→ TASK REQUIREMENTS: Copy the following rows verbatim, keeping every character and line as it appears.

[begin MATERIAL TO PROCESS]

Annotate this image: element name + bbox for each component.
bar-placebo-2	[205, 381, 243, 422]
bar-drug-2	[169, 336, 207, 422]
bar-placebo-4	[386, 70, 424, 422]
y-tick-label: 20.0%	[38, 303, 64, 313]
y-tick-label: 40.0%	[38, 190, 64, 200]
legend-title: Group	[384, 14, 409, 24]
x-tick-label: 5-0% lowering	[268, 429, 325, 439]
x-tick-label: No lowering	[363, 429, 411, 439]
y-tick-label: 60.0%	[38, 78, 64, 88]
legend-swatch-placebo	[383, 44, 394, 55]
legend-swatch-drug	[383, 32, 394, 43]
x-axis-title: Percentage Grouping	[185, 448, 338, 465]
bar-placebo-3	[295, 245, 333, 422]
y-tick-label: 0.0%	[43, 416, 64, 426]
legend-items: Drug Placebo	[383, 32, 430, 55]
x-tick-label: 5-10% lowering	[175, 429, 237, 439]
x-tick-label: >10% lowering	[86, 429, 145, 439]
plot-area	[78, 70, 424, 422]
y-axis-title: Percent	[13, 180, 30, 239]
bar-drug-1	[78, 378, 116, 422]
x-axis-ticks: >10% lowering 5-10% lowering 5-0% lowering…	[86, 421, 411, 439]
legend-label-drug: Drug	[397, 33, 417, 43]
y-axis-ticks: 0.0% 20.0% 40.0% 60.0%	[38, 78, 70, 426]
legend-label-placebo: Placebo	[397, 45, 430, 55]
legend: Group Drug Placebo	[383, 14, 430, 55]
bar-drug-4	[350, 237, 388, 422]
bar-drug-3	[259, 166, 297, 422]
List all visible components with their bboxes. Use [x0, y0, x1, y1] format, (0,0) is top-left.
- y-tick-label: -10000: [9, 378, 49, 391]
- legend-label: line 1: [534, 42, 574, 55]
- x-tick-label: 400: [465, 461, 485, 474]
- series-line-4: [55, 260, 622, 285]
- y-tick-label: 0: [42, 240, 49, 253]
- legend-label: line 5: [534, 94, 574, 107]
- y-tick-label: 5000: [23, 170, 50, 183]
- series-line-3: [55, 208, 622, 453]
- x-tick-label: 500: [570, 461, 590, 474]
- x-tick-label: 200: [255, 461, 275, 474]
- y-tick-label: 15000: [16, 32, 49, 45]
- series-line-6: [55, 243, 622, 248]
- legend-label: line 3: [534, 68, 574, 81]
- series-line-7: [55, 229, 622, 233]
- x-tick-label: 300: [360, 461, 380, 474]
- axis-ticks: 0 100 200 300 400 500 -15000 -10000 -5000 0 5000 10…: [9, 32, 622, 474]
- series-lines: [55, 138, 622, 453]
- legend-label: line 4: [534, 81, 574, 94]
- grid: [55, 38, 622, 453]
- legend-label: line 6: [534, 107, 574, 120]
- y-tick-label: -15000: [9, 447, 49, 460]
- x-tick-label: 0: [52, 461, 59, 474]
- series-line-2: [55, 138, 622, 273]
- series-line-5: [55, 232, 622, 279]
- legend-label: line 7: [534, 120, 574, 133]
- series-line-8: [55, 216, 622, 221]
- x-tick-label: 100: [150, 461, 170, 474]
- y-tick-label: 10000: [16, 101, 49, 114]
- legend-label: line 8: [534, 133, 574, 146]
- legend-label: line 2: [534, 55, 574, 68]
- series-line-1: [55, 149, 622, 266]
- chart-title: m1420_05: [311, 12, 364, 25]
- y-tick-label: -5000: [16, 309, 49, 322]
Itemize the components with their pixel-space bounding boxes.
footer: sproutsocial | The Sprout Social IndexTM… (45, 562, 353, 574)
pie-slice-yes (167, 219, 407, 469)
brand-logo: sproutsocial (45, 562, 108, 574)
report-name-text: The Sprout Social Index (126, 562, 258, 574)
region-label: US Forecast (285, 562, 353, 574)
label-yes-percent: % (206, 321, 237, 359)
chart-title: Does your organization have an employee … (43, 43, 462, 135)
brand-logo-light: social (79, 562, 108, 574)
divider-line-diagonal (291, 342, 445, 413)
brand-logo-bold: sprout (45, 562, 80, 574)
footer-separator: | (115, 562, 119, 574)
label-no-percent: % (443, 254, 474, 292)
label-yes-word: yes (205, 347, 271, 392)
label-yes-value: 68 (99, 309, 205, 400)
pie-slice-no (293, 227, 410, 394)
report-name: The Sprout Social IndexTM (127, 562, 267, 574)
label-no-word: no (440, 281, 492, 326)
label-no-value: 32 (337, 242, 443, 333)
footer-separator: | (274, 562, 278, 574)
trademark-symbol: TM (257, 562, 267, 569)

[end MATERIAL TO PROCESS]

→ EXERCISE RESULT:
Annotate this image: element name + bbox for each component.
bar-placebo-2	[205, 381, 243, 422]
bar-drug-2	[169, 336, 207, 422]
bar-placebo-4	[386, 70, 424, 422]
y-tick-label: 20.0%	[38, 303, 64, 313]
y-tick-label: 40.0%	[38, 190, 64, 200]
legend-title: Group	[384, 14, 409, 24]
x-tick-label: 5-0% lowering	[268, 429, 325, 439]
x-tick-label: No lowering	[363, 429, 411, 439]
y-tick-label: 60.0%	[38, 78, 64, 88]
legend-swatch-placebo	[383, 44, 394, 55]
legend-swatch-drug	[383, 32, 394, 43]
x-axis-title: Percentage Grouping	[185, 448, 338, 465]
bar-placebo-3	[295, 245, 333, 422]
y-tick-label: 0.0%	[43, 416, 64, 426]
legend-items: Drug Placebo	[383, 32, 430, 55]
x-tick-label: 5-10% lowering	[175, 429, 237, 439]
x-tick-label: >10% lowering	[86, 429, 145, 439]
plot-area	[78, 70, 424, 422]
y-axis-title: Percent	[13, 180, 30, 239]
bar-drug-1	[78, 378, 116, 422]
x-axis-ticks: >10% lowering 5-10% lowering 5-0% lowering…	[86, 421, 411, 439]
legend-label-drug: Drug	[397, 33, 417, 43]
y-axis-ticks: 0.0% 20.0% 40.0% 60.0%	[38, 78, 70, 426]
legend-label-placebo: Placebo	[397, 45, 430, 55]
legend: Group Drug Placebo	[383, 14, 430, 55]
bar-drug-4	[350, 237, 388, 422]
bar-drug-3	[259, 166, 297, 422]
List all visible components with their bboxes. Use [x0, y0, x1, y1] format, (0,0) is top-left.
- y-tick-label: -10000: [9, 378, 49, 391]
- legend-label: line 1: [534, 42, 574, 55]
- x-tick-label: 400: [465, 461, 485, 474]
- series-line-4: [55, 260, 622, 285]
- y-tick-label: 0: [42, 240, 49, 253]
- legend-label: line 5: [534, 94, 574, 107]
- y-tick-label: 5000: [23, 170, 50, 183]
- series-line-3: [55, 208, 622, 453]
- x-tick-label: 500: [570, 461, 590, 474]
- x-tick-label: 200: [255, 461, 275, 474]
- y-tick-label: 15000: [16, 32, 49, 45]
- series-line-6: [55, 243, 622, 248]
- legend-label: line 3: [534, 68, 574, 81]
- series-line-7: [55, 229, 622, 233]
- x-tick-label: 300: [360, 461, 380, 474]
- axis-ticks: 0 100 200 300 400 500 -15000 -10000 -5000 0 5000 10…: [9, 32, 622, 474]
- series-lines: [55, 138, 622, 453]
- legend-label: line 4: [534, 81, 574, 94]
- grid: [55, 38, 622, 453]
- legend-label: line 6: [534, 107, 574, 120]
- y-tick-label: -15000: [9, 447, 49, 460]
- x-tick-label: 0: [52, 461, 59, 474]
- series-line-2: [55, 138, 622, 273]
- series-line-5: [55, 232, 622, 279]
- legend-label: line 7: [534, 120, 574, 133]
- series-line-8: [55, 216, 622, 221]
- x-tick-label: 100: [150, 461, 170, 474]
- y-tick-label: 10000: [16, 101, 49, 114]
- legend-label: line 8: [534, 133, 574, 146]
- legend-label: line 2: [534, 55, 574, 68]
- series-line-1: [55, 149, 622, 266]
- chart-title: m1420_05: [311, 12, 364, 25]
- y-tick-label: -5000: [16, 309, 49, 322]
Itemize the components with their pixel-space bounding boxes.
footer: sproutsocial | The Sprout Social IndexTM… (45, 562, 353, 574)
pie-slice-yes (167, 219, 407, 469)
brand-logo: sproutsocial (45, 562, 108, 574)
report-name-text: The Sprout Social Index (126, 562, 258, 574)
region-label: US Forecast (285, 562, 353, 574)
label-yes-percent: % (206, 321, 237, 359)
chart-title: Does your organization have an employee … (43, 43, 462, 135)
brand-logo-light: social (79, 562, 108, 574)
divider-line-diagonal (291, 342, 445, 413)
brand-logo-bold: sprout (45, 562, 80, 574)
footer-separator: | (115, 562, 119, 574)
label-no-percent: % (443, 254, 474, 292)
label-yes-word: yes (205, 347, 271, 392)
label-yes-value: 68 (99, 309, 205, 400)
pie-slice-no (293, 227, 410, 394)
report-name: The Sprout Social IndexTM (127, 562, 267, 574)
label-no-word: no (440, 281, 492, 326)
label-no-value: 32 (337, 242, 443, 333)
footer-separator: | (274, 562, 278, 574)
trademark-symbol: TM (257, 562, 267, 569)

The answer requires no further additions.